Brief: Copy all the entries word for word, but omit the pictures.

Data to process:
-- begin --
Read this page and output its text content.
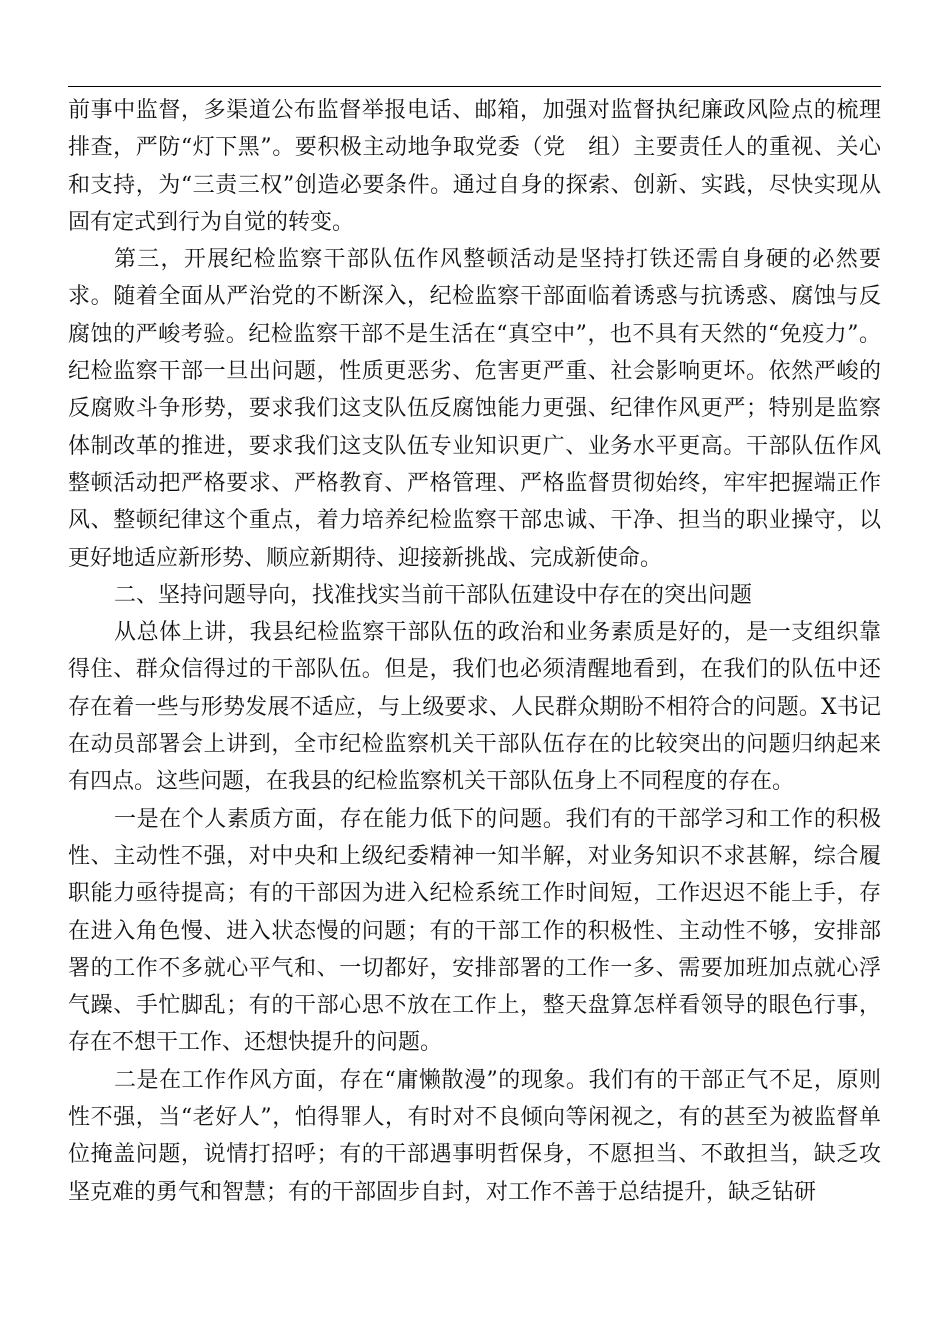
前事中监督，多渠道公布监督举报电话、邮箱，加强对监督执纪廉政风险点的梳理排查，严防“灯下黑”。要积极主动地争取党委（党　组）主要责任人的重视、关心和支持，为“三责三权”创造必要条件。通过自身的探索、创新、实践，尽快实现从固有定式到行为自觉的转变。

第三，开展纪检监察干部队伍作风整顿活动是坚持打铁还需自身硬的必然要求。随着全面从严治党的不断深入，纪检监察干部面临着诱惑与抗诱惑、腐蚀与反腐蚀的严峻考验。纪检监察干部不是生活在“真空中”，也不具有天然的“免疫力”。纪检监察干部一旦出问题，性质更恶劣、危害更严重、社会影响更坏。依然严峻的反腐败斗争形势，要求我们这支队伍反腐蚀能力更强、纪律作风更严；特别是监察体制改革的推进，要求我们这支队伍专业知识更广、业务水平更高。干部队伍作风整顿活动把严格要求、严格教育、严格管理、严格监督贯彻始终，牢牢把握端正作风、整顿纪律这个重点，着力培养纪检监察干部忠诚、干净、担当的职业操守，以更好地适应新形势、顺应新期待、迎接新挑战、完成新使命。

二、坚持问题导向，找准找实当前干部队伍建设中存在的突出问题

从总体上讲，我县纪检监察干部队伍的政治和业务素质是好的，是一支组织靠得住、群众信得过的干部队伍。但是，我们也必须清醒地看到，在我们的队伍中还存在着一些与形势发展不适应，与上级要求、人民群众期盼不相符合的问题。X书记在动员部署会上讲到，全市纪检监察机关干部队伍存在的比较突出的问题归纳起来有四点。这些问题，在我县的纪检监察机关干部队伍身上不同程度的存在。

一是在个人素质方面，存在能力低下的问题。我们有的干部学习和工作的积极性、主动性不强，对中央和上级纪委精神一知半解，对业务知识不求甚解，综合履职能力亟待提高；有的干部因为进入纪检系统工作时间短，工作迟迟不能上手，存在进入角色慢、进入状态慢的问题；有的干部工作的积极性、主动性不够，安排部署的工作不多就心平气和、一切都好，安排部署的工作一多、需要加班加点就心浮气躁、手忙脚乱；有的干部心思不放在工作上，整天盘算怎样看领导的眼色行事，存在不想干工作、还想快提升的问题。

二是在工作作风方面，存在“庸懒散漫”的现象。我们有的干部正气不足，原则性不强，当“老好人”，怕得罪人，有时对不良倾向等闲视之，有的甚至为被监督单位掩盖问题，说情打招呼；有的干部遇事明哲保身，不愿担当、不敢担当，缺乏攻坚克难的勇气和智慧；有的干部固步自封，对工作不善于总结提升，缺乏钻研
-- end --
Completed task:
Read this page and output its text content.
前事中监督，多渠道公布监督举报电话、邮箱，加强对监督执纪廉政风险点的梳理排查，严防“灯下黑”。要积极主动地争取党委（党　组）主要责任人的重视、关心和支持，为“三责三权”创造必要条件。通过自身的探索、创新、实践，尽快实现从固有定式到行为自觉的转变。

第三，开展纪检监察干部队伍作风整顿活动是坚持打铁还需自身硬的必然要求。随着全面从严治党的不断深入，纪检监察干部面临着诱惑与抗诱惑、腐蚀与反腐蚀的严峻考验。纪检监察干部不是生活在“真空中”，也不具有天然的“免疫力”。纪检监察干部一旦出问题，性质更恶劣、危害更严重、社会影响更坏。依然严峻的反腐败斗争形势，要求我们这支队伍反腐蚀能力更强、纪律作风更严；特别是监察体制改革的推进，要求我们这支队伍专业知识更广、业务水平更高。干部队伍作风整顿活动把严格要求、严格教育、严格管理、严格监督贯彻始终，牢牢把握端正作风、整顿纪律这个重点，着力培养纪检监察干部忠诚、干净、担当的职业操守，以更好地适应新形势、顺应新期待、迎接新挑战、完成新使命。

二、坚持问题导向，找准找实当前干部队伍建设中存在的突出问题

从总体上讲，我县纪检监察干部队伍的政治和业务素质是好的，是一支组织靠得住、群众信得过的干部队伍。但是，我们也必须清醒地看到，在我们的队伍中还存在着一些与形势发展不适应，与上级要求、人民群众期盼不相符合的问题。X书记在动员部署会上讲到，全市纪检监察机关干部队伍存在的比较突出的问题归纳起来有四点。这些问题，在我县的纪检监察机关干部队伍身上不同程度的存在。

一是在个人素质方面，存在能力低下的问题。我们有的干部学习和工作的积极性、主动性不强，对中央和上级纪委精神一知半解，对业务知识不求甚解，综合履职能力亟待提高；有的干部因为进入纪检系统工作时间短，工作迟迟不能上手，存在进入角色慢、进入状态慢的问题；有的干部工作的积极性、主动性不够，安排部署的工作不多就心平气和、一切都好，安排部署的工作一多、需要加班加点就心浮气躁、手忙脚乱；有的干部心思不放在工作上，整天盘算怎样看领导的眼色行事，存在不想干工作、还想快提升的问题。

二是在工作作风方面，存在“庸懒散漫”的现象。我们有的干部正气不足，原则性不强，当“老好人”，怕得罪人，有时对不良倾向等闲视之，有的甚至为被监督单位掩盖问题，说情打招呼；有的干部遇事明哲保身，不愿担当、不敢担当，缺乏攻坚克难的勇气和智慧；有的干部固步自封，对工作不善于总结提升，缺乏钻研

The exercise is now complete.